### What this task involves
Produce an exact copy of all the records.

####################

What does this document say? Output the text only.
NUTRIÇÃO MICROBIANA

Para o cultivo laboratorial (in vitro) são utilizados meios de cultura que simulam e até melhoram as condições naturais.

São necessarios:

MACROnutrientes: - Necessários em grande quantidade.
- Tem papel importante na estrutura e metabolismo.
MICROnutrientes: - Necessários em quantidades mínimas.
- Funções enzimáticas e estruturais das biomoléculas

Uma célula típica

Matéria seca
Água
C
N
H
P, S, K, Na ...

####################

### Solution to this problem
What does this document say? Output the text only.
NUTRIÇÃO MICROBIANA

Para o cultivo laboratorial (in vitro) são utilizados meios de cultura que simulam e até melhoram as condições naturais.

São necessarios:

MACROnutrientes: - Necessários em grande quantidade.
- Tem papel importante na estrutura e metabolismo.
MICROnutrientes: - Necessários em quantidades mínimas.
- Funções enzimáticas e estruturais das biomoléculas

Uma célula típica

Matéria seca
Água
C
N
H
P, S, K, Na ...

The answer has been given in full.